● **Supplied material**

========

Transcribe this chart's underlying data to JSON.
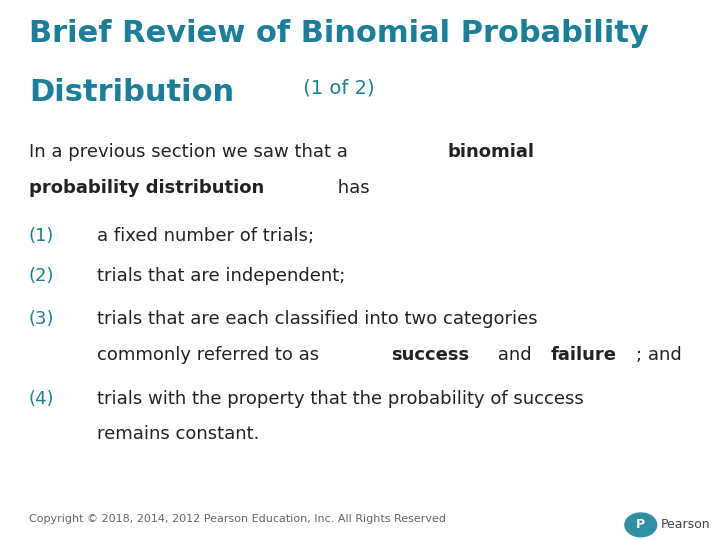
{
  "bg_color": "#ffffff",
  "title_line1": "Brief Review of Binomial Probability",
  "title_line2": "Distribution",
  "title_suffix": " (1 of 2)",
  "title_color": "#1a7f9c",
  "title_fontsize": 22,
  "title_suffix_fontsize": 14,
  "body_color": "#222222",
  "teal_color": "#1a7f9c",
  "body_fontsize": 13,
  "footer_text": "Copyright © 2018, 2014, 2012 Pearson Education, Inc. All Rights Reserved",
  "footer_color": "#666666",
  "footer_fontsize": 8,
  "pearson_color": "#2e8fa3",
  "pearson_text_color": "#444444"
}
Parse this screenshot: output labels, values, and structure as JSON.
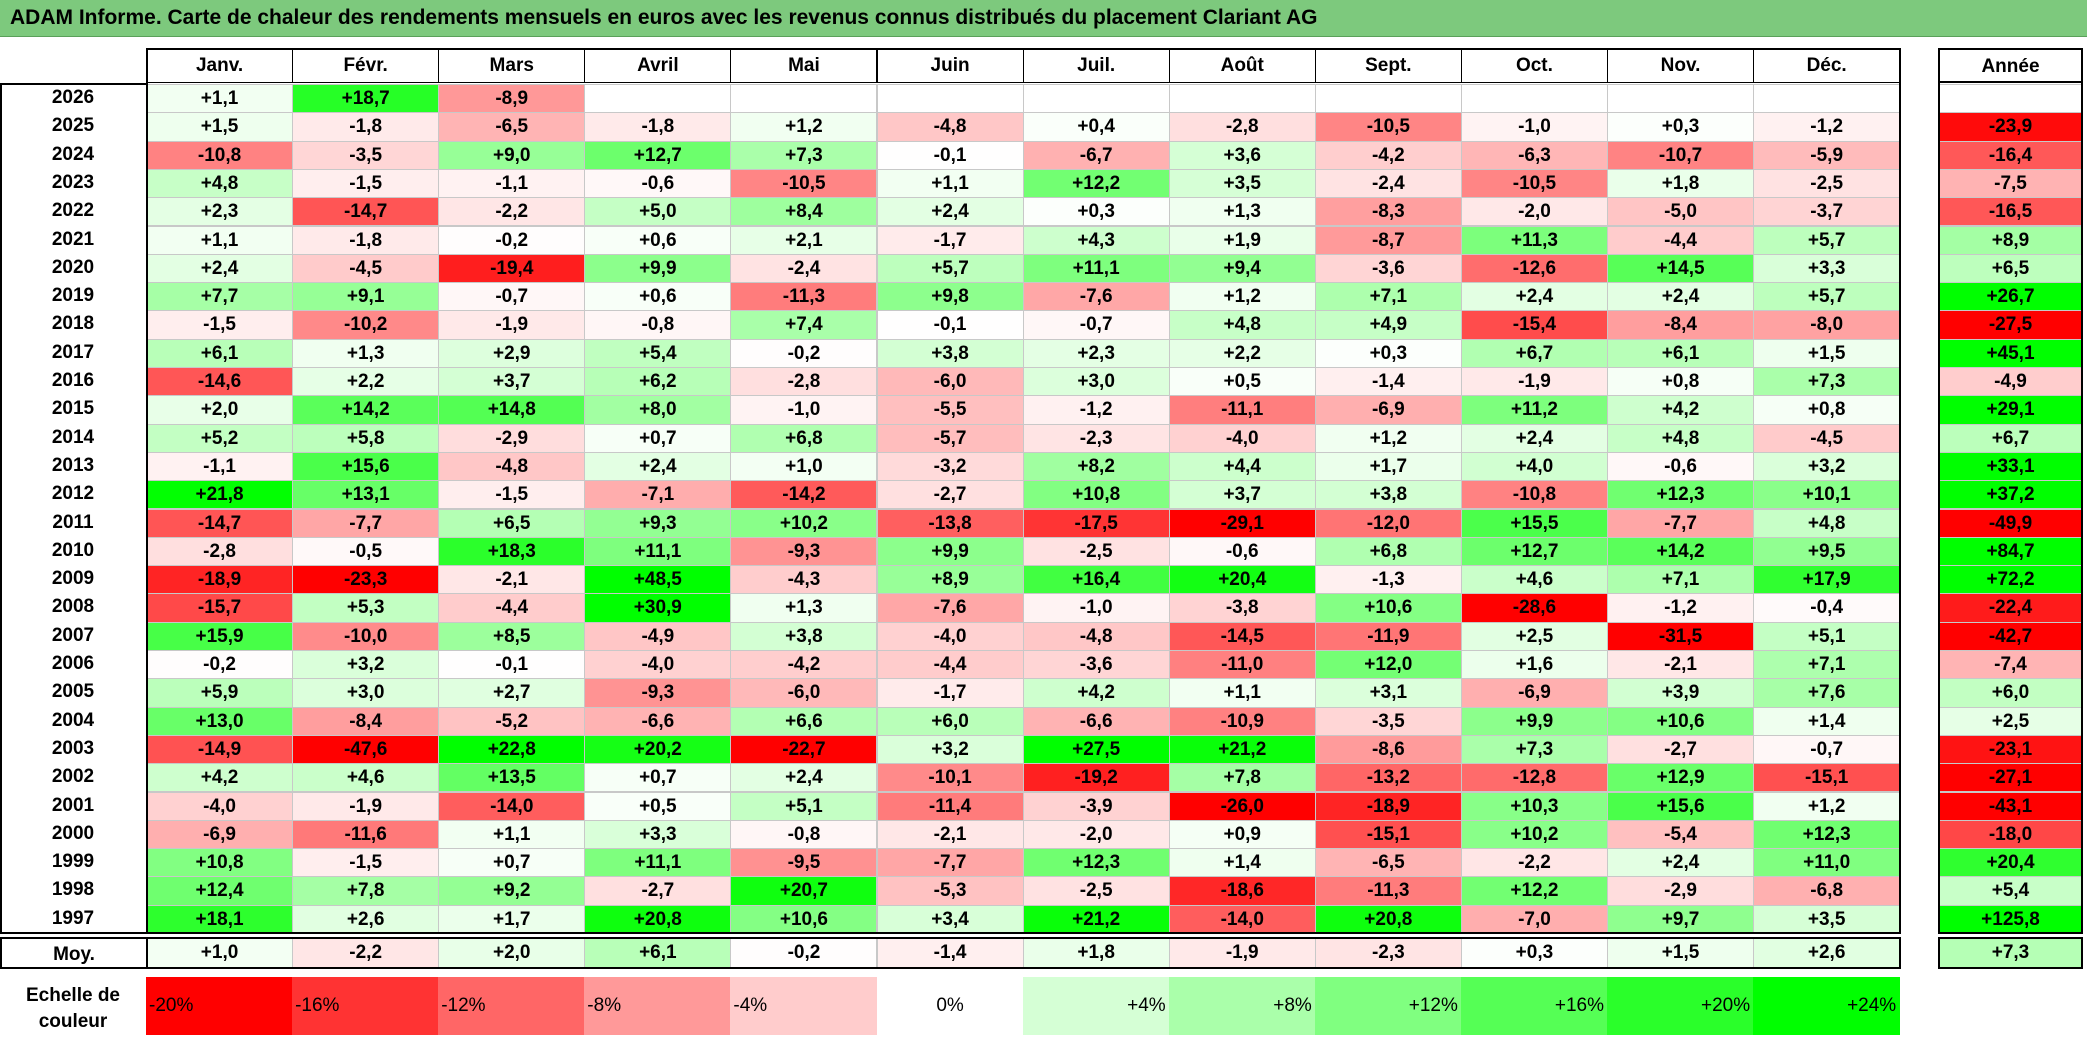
{
  "title": "ADAM Informe. Carte de chaleur des rendements mensuels en euros avec les revenus connus distribués du placement Clariant AG",
  "chart_data": {
    "type": "heatmap",
    "months": [
      "Janv.",
      "Févr.",
      "Mars",
      "Avril",
      "Mai",
      "Juin",
      "Juil.",
      "Août",
      "Sept.",
      "Oct.",
      "Nov.",
      "Déc."
    ],
    "annual_header": "Année",
    "rows": [
      {
        "year": "2026",
        "months": [
          "+1,1",
          "+18,7",
          "-8,9",
          "",
          "",
          "",
          "",
          "",
          "",
          "",
          "",
          ""
        ],
        "annual": ""
      },
      {
        "year": "2025",
        "months": [
          "+1,5",
          "-1,8",
          "-6,5",
          "-1,8",
          "+1,2",
          "-4,8",
          "+0,4",
          "-2,8",
          "-10,5",
          "-1,0",
          "+0,3",
          "-1,2"
        ],
        "annual": "-23,9"
      },
      {
        "year": "2024",
        "months": [
          "-10,8",
          "-3,5",
          "+9,0",
          "+12,7",
          "+7,3",
          "-0,1",
          "-6,7",
          "+3,6",
          "-4,2",
          "-6,3",
          "-10,7",
          "-5,9"
        ],
        "annual": "-16,4"
      },
      {
        "year": "2023",
        "months": [
          "+4,8",
          "-1,5",
          "-1,1",
          "-0,6",
          "-10,5",
          "+1,1",
          "+12,2",
          "+3,5",
          "-2,4",
          "-10,5",
          "+1,8",
          "-2,5"
        ],
        "annual": "-7,5"
      },
      {
        "year": "2022",
        "months": [
          "+2,3",
          "-14,7",
          "-2,2",
          "+5,0",
          "+8,4",
          "+2,4",
          "+0,3",
          "+1,3",
          "-8,3",
          "-2,0",
          "-5,0",
          "-3,7"
        ],
        "annual": "-16,5"
      },
      {
        "year": "2021",
        "months": [
          "+1,1",
          "-1,8",
          "-0,2",
          "+0,6",
          "+2,1",
          "-1,7",
          "+4,3",
          "+1,9",
          "-8,7",
          "+11,3",
          "-4,4",
          "+5,7"
        ],
        "annual": "+8,9"
      },
      {
        "year": "2020",
        "months": [
          "+2,4",
          "-4,5",
          "-19,4",
          "+9,9",
          "-2,4",
          "+5,7",
          "+11,1",
          "+9,4",
          "-3,6",
          "-12,6",
          "+14,5",
          "+3,3"
        ],
        "annual": "+6,5"
      },
      {
        "year": "2019",
        "months": [
          "+7,7",
          "+9,1",
          "-0,7",
          "+0,6",
          "-11,3",
          "+9,8",
          "-7,6",
          "+1,2",
          "+7,1",
          "+2,4",
          "+2,4",
          "+5,7"
        ],
        "annual": "+26,7"
      },
      {
        "year": "2018",
        "months": [
          "-1,5",
          "-10,2",
          "-1,9",
          "-0,8",
          "+7,4",
          "-0,1",
          "-0,7",
          "+4,8",
          "+4,9",
          "-15,4",
          "-8,4",
          "-8,0"
        ],
        "annual": "-27,5"
      },
      {
        "year": "2017",
        "months": [
          "+6,1",
          "+1,3",
          "+2,9",
          "+5,4",
          "-0,2",
          "+3,8",
          "+2,3",
          "+2,2",
          "+0,3",
          "+6,7",
          "+6,1",
          "+1,5"
        ],
        "annual": "+45,1"
      },
      {
        "year": "2016",
        "months": [
          "-14,6",
          "+2,2",
          "+3,7",
          "+6,2",
          "-2,8",
          "-6,0",
          "+3,0",
          "+0,5",
          "-1,4",
          "-1,9",
          "+0,8",
          "+7,3"
        ],
        "annual": "-4,9"
      },
      {
        "year": "2015",
        "months": [
          "+2,0",
          "+14,2",
          "+14,8",
          "+8,0",
          "-1,0",
          "-5,5",
          "-1,2",
          "-11,1",
          "-6,9",
          "+11,2",
          "+4,2",
          "+0,8"
        ],
        "annual": "+29,1"
      },
      {
        "year": "2014",
        "months": [
          "+5,2",
          "+5,8",
          "-2,9",
          "+0,7",
          "+6,8",
          "-5,7",
          "-2,3",
          "-4,0",
          "+1,2",
          "+2,4",
          "+4,8",
          "-4,5"
        ],
        "annual": "+6,7"
      },
      {
        "year": "2013",
        "months": [
          "-1,1",
          "+15,6",
          "-4,8",
          "+2,4",
          "+1,0",
          "-3,2",
          "+8,2",
          "+4,4",
          "+1,7",
          "+4,0",
          "-0,6",
          "+3,2"
        ],
        "annual": "+33,1"
      },
      {
        "year": "2012",
        "months": [
          "+21,8",
          "+13,1",
          "-1,5",
          "-7,1",
          "-14,2",
          "-2,7",
          "+10,8",
          "+3,7",
          "+3,8",
          "-10,8",
          "+12,3",
          "+10,1"
        ],
        "annual": "+37,2"
      },
      {
        "year": "2011",
        "months": [
          "-14,7",
          "-7,7",
          "+6,5",
          "+9,3",
          "+10,2",
          "-13,8",
          "-17,5",
          "-29,1",
          "-12,0",
          "+15,5",
          "-7,7",
          "+4,8"
        ],
        "annual": "-49,9"
      },
      {
        "year": "2010",
        "months": [
          "-2,8",
          "-0,5",
          "+18,3",
          "+11,1",
          "-9,3",
          "+9,9",
          "-2,5",
          "-0,6",
          "+6,8",
          "+12,7",
          "+14,2",
          "+9,5"
        ],
        "annual": "+84,7"
      },
      {
        "year": "2009",
        "months": [
          "-18,9",
          "-23,3",
          "-2,1",
          "+48,5",
          "-4,3",
          "+8,9",
          "+16,4",
          "+20,4",
          "-1,3",
          "+4,6",
          "+7,1",
          "+17,9"
        ],
        "annual": "+72,2"
      },
      {
        "year": "2008",
        "months": [
          "-15,7",
          "+5,3",
          "-4,4",
          "+30,9",
          "+1,3",
          "-7,6",
          "-1,0",
          "-3,8",
          "+10,6",
          "-28,6",
          "-1,2",
          "-0,4"
        ],
        "annual": "-22,4"
      },
      {
        "year": "2007",
        "months": [
          "+15,9",
          "-10,0",
          "+8,5",
          "-4,9",
          "+3,8",
          "-4,0",
          "-4,8",
          "-14,5",
          "-11,9",
          "+2,5",
          "-31,5",
          "+5,1"
        ],
        "annual": "-42,7"
      },
      {
        "year": "2006",
        "months": [
          "-0,2",
          "+3,2",
          "-0,1",
          "-4,0",
          "-4,2",
          "-4,4",
          "-3,6",
          "-11,0",
          "+12,0",
          "+1,6",
          "-2,1",
          "+7,1"
        ],
        "annual": "-7,4"
      },
      {
        "year": "2005",
        "months": [
          "+5,9",
          "+3,0",
          "+2,7",
          "-9,3",
          "-6,0",
          "-1,7",
          "+4,2",
          "+1,1",
          "+3,1",
          "-6,9",
          "+3,9",
          "+7,6"
        ],
        "annual": "+6,0"
      },
      {
        "year": "2004",
        "months": [
          "+13,0",
          "-8,4",
          "-5,2",
          "-6,6",
          "+6,6",
          "+6,0",
          "-6,6",
          "-10,9",
          "-3,5",
          "+9,9",
          "+10,6",
          "+1,4"
        ],
        "annual": "+2,5"
      },
      {
        "year": "2003",
        "months": [
          "-14,9",
          "-47,6",
          "+22,8",
          "+20,2",
          "-22,7",
          "+3,2",
          "+27,5",
          "+21,2",
          "-8,6",
          "+7,3",
          "-2,7",
          "-0,7"
        ],
        "annual": "-23,1"
      },
      {
        "year": "2002",
        "months": [
          "+4,2",
          "+4,6",
          "+13,5",
          "+0,7",
          "+2,4",
          "-10,1",
          "-19,2",
          "+7,8",
          "-13,2",
          "-12,8",
          "+12,9",
          "-15,1"
        ],
        "annual": "-27,1"
      },
      {
        "year": "2001",
        "months": [
          "-4,0",
          "-1,9",
          "-14,0",
          "+0,5",
          "+5,1",
          "-11,4",
          "-3,9",
          "-26,0",
          "-18,9",
          "+10,3",
          "+15,6",
          "+1,2"
        ],
        "annual": "-43,1"
      },
      {
        "year": "2000",
        "months": [
          "-6,9",
          "-11,6",
          "+1,1",
          "+3,3",
          "-0,8",
          "-2,1",
          "-2,0",
          "+0,9",
          "-15,1",
          "+10,2",
          "-5,4",
          "+12,3"
        ],
        "annual": "-18,0"
      },
      {
        "year": "1999",
        "months": [
          "+10,8",
          "-1,5",
          "+0,7",
          "+11,1",
          "-9,5",
          "-7,7",
          "+12,3",
          "+1,4",
          "-6,5",
          "-2,2",
          "+2,4",
          "+11,0"
        ],
        "annual": "+20,4"
      },
      {
        "year": "1998",
        "months": [
          "+12,4",
          "+7,8",
          "+9,2",
          "-2,7",
          "+20,7",
          "-5,3",
          "-2,5",
          "-18,6",
          "-11,3",
          "+12,2",
          "-2,9",
          "-6,8"
        ],
        "annual": "+5,4"
      },
      {
        "year": "1997",
        "months": [
          "+18,1",
          "+2,6",
          "+1,7",
          "+20,8",
          "+10,6",
          "+3,4",
          "+21,2",
          "-14,0",
          "+20,8",
          "-7,0",
          "+9,7",
          "+3,5"
        ],
        "annual": "+125,8"
      }
    ],
    "average": {
      "label": "Moy.",
      "months": [
        "+1,0",
        "-2,2",
        "+2,0",
        "+6,1",
        "-0,2",
        "-1,4",
        "+1,8",
        "-1,9",
        "-2,3",
        "+0,3",
        "+1,5",
        "+2,6"
      ],
      "annual": "+7,3"
    },
    "scale": {
      "label": "Echelle de couleur",
      "steps": [
        "-20%",
        "-16%",
        "-12%",
        "-8%",
        "-4%",
        "0%",
        "+4%",
        "+8%",
        "+12%",
        "+16%",
        "+20%",
        "+24%"
      ],
      "values": [
        -20,
        -16,
        -12,
        -8,
        -4,
        0,
        4,
        8,
        12,
        16,
        20,
        24
      ]
    },
    "colors": {
      "negative": "#ff0000",
      "neutral": "#ffffff",
      "positive": "#00ff00",
      "title_bg": "#7dc97d"
    }
  }
}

========

● **Written task**
Pull out every line of the records that includes the string "this".

● **Exercise response**
Transcribe this chart's underlying data to JSON.
Parse this screenshot: output labels, values, and structure as JSON.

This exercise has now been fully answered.